## begin GIVEN ENTRIES

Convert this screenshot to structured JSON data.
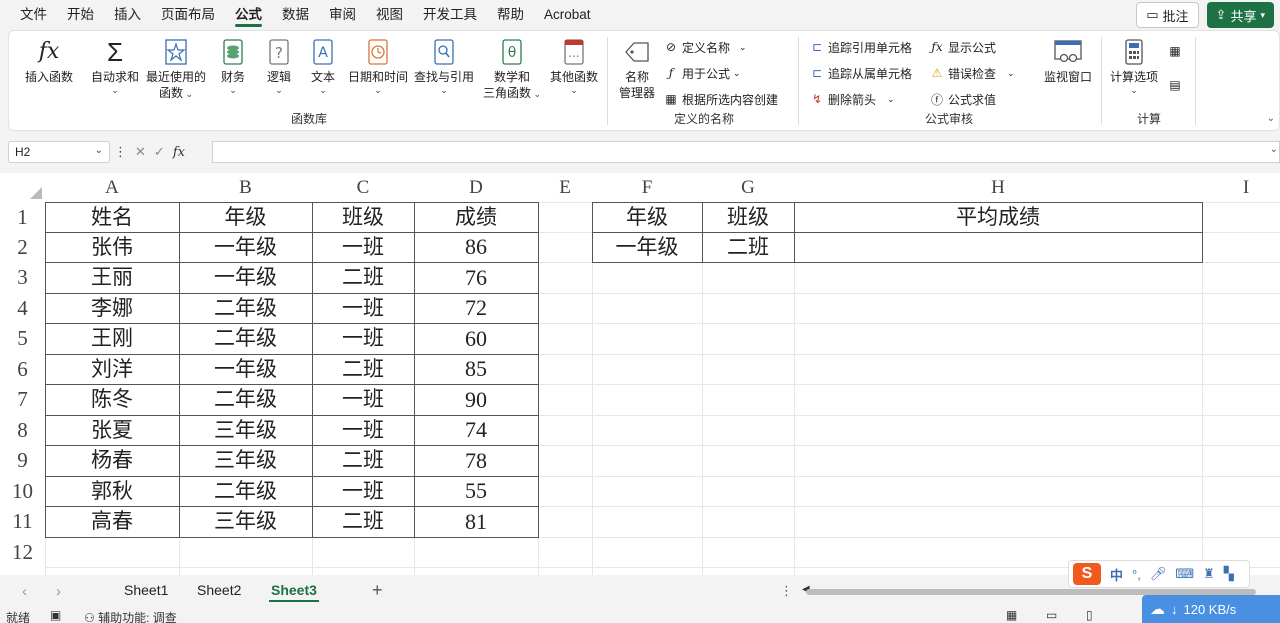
{
  "menu": {
    "tabs": [
      "文件",
      "开始",
      "插入",
      "页面布局",
      "公式",
      "数据",
      "审阅",
      "视图",
      "开发工具",
      "帮助",
      "Acrobat"
    ],
    "active_tab": "公式",
    "comment_label": "批注",
    "share_label": "共享"
  },
  "ribbon": {
    "insert_function": "插入函数",
    "autosum": "自动求和",
    "recent": "最近使用的",
    "recent2": "函数",
    "finance": "财务",
    "logic": "逻辑",
    "text": "文本",
    "datetime": "日期和时间",
    "lookup": "查找与引用",
    "math": "数学和",
    "math2": "三角函数",
    "other": "其他函数",
    "group_library": "函数库",
    "name_mgr": "名称",
    "name_mgr2": "管理器",
    "define_name": "定义名称",
    "use_in_formula": "用于公式",
    "create_from_sel": "根据所选内容创建",
    "group_names": "定义的名称",
    "trace_precedents": "追踪引用单元格",
    "trace_dependents": "追踪从属单元格",
    "remove_arrows": "删除箭头",
    "show_formulas": "显示公式",
    "error_check": "错误检查",
    "evaluate": "公式求值",
    "group_audit": "公式审核",
    "watch": "监视窗口",
    "calc_options": "计算选项",
    "group_calc": "计算"
  },
  "formula_bar": {
    "name_box": "H2",
    "fx": "fx",
    "content": ""
  },
  "columns": [
    "A",
    "B",
    "C",
    "D",
    "E",
    "F",
    "G",
    "H",
    "I"
  ],
  "rows": [
    "1",
    "2",
    "3",
    "4",
    "5",
    "6",
    "7",
    "8",
    "9",
    "10",
    "11",
    "12"
  ],
  "table": {
    "headers": [
      "姓名",
      "年级",
      "班级",
      "成绩"
    ],
    "rows": [
      [
        "张伟",
        "一年级",
        "一班",
        "86"
      ],
      [
        "王丽",
        "一年级",
        "二班",
        "76"
      ],
      [
        "李娜",
        "二年级",
        "一班",
        "72"
      ],
      [
        "王刚",
        "二年级",
        "一班",
        "60"
      ],
      [
        "刘洋",
        "一年级",
        "二班",
        "85"
      ],
      [
        "陈冬",
        "二年级",
        "一班",
        "90"
      ],
      [
        "张夏",
        "三年级",
        "一班",
        "74"
      ],
      [
        "杨春",
        "三年级",
        "二班",
        "78"
      ],
      [
        "郭秋",
        "二年级",
        "一班",
        "55"
      ],
      [
        "高春",
        "三年级",
        "二班",
        "81"
      ]
    ]
  },
  "criteria": {
    "headers": [
      "年级",
      "班级",
      "平均成绩"
    ],
    "values": [
      "一年级",
      "二班",
      ""
    ]
  },
  "sheets": [
    "Sheet1",
    "Sheet2",
    "Sheet3"
  ],
  "active_sheet": "Sheet3",
  "add_sheet": "+",
  "status": {
    "ready": "就绪",
    "accessibility": "辅助功能: 调查"
  },
  "ime": {
    "logo": "S",
    "lang": "中",
    "punct": "°,"
  },
  "net": {
    "speed": "120 KB/s"
  },
  "colors": {
    "accent": "#1e7145"
  }
}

## end GIVEN ENTRIES

* **TASK REQUIREMENTS**
Transcribe the records above exactly, leaving out every picture.

* **COMPLETE OUTPUT**
Convert this screenshot to structured JSON data.
{
  "menu": {
    "tabs": [
      "文件",
      "开始",
      "插入",
      "页面布局",
      "公式",
      "数据",
      "审阅",
      "视图",
      "开发工具",
      "帮助",
      "Acrobat"
    ],
    "active_tab": "公式",
    "comment_label": "批注",
    "share_label": "共享"
  },
  "ribbon": {
    "insert_function": "插入函数",
    "autosum": "自动求和",
    "recent": "最近使用的",
    "recent2": "函数",
    "finance": "财务",
    "logic": "逻辑",
    "text": "文本",
    "datetime": "日期和时间",
    "lookup": "查找与引用",
    "math": "数学和",
    "math2": "三角函数",
    "other": "其他函数",
    "group_library": "函数库",
    "name_mgr": "名称",
    "name_mgr2": "管理器",
    "define_name": "定义名称",
    "use_in_formula": "用于公式",
    "create_from_sel": "根据所选内容创建",
    "group_names": "定义的名称",
    "trace_precedents": "追踪引用单元格",
    "trace_dependents": "追踪从属单元格",
    "remove_arrows": "删除箭头",
    "show_formulas": "显示公式",
    "error_check": "错误检查",
    "evaluate": "公式求值",
    "group_audit": "公式审核",
    "watch": "监视窗口",
    "calc_options": "计算选项",
    "group_calc": "计算"
  },
  "formula_bar": {
    "name_box": "H2",
    "fx": "fx",
    "content": ""
  },
  "columns": [
    "A",
    "B",
    "C",
    "D",
    "E",
    "F",
    "G",
    "H",
    "I"
  ],
  "rows": [
    "1",
    "2",
    "3",
    "4",
    "5",
    "6",
    "7",
    "8",
    "9",
    "10",
    "11",
    "12"
  ],
  "table": {
    "headers": [
      "姓名",
      "年级",
      "班级",
      "成绩"
    ],
    "rows": [
      [
        "张伟",
        "一年级",
        "一班",
        "86"
      ],
      [
        "王丽",
        "一年级",
        "二班",
        "76"
      ],
      [
        "李娜",
        "二年级",
        "一班",
        "72"
      ],
      [
        "王刚",
        "二年级",
        "一班",
        "60"
      ],
      [
        "刘洋",
        "一年级",
        "二班",
        "85"
      ],
      [
        "陈冬",
        "二年级",
        "一班",
        "90"
      ],
      [
        "张夏",
        "三年级",
        "一班",
        "74"
      ],
      [
        "杨春",
        "三年级",
        "二班",
        "78"
      ],
      [
        "郭秋",
        "二年级",
        "一班",
        "55"
      ],
      [
        "高春",
        "三年级",
        "二班",
        "81"
      ]
    ]
  },
  "criteria": {
    "headers": [
      "年级",
      "班级",
      "平均成绩"
    ],
    "values": [
      "一年级",
      "二班",
      ""
    ]
  },
  "sheets": [
    "Sheet1",
    "Sheet2",
    "Sheet3"
  ],
  "active_sheet": "Sheet3",
  "add_sheet": "+",
  "status": {
    "ready": "就绪",
    "accessibility": "辅助功能: 调查"
  },
  "ime": {
    "logo": "S",
    "lang": "中",
    "punct": "°,"
  },
  "net": {
    "speed": "120 KB/s"
  },
  "colors": {
    "accent": "#1e7145"
  }
}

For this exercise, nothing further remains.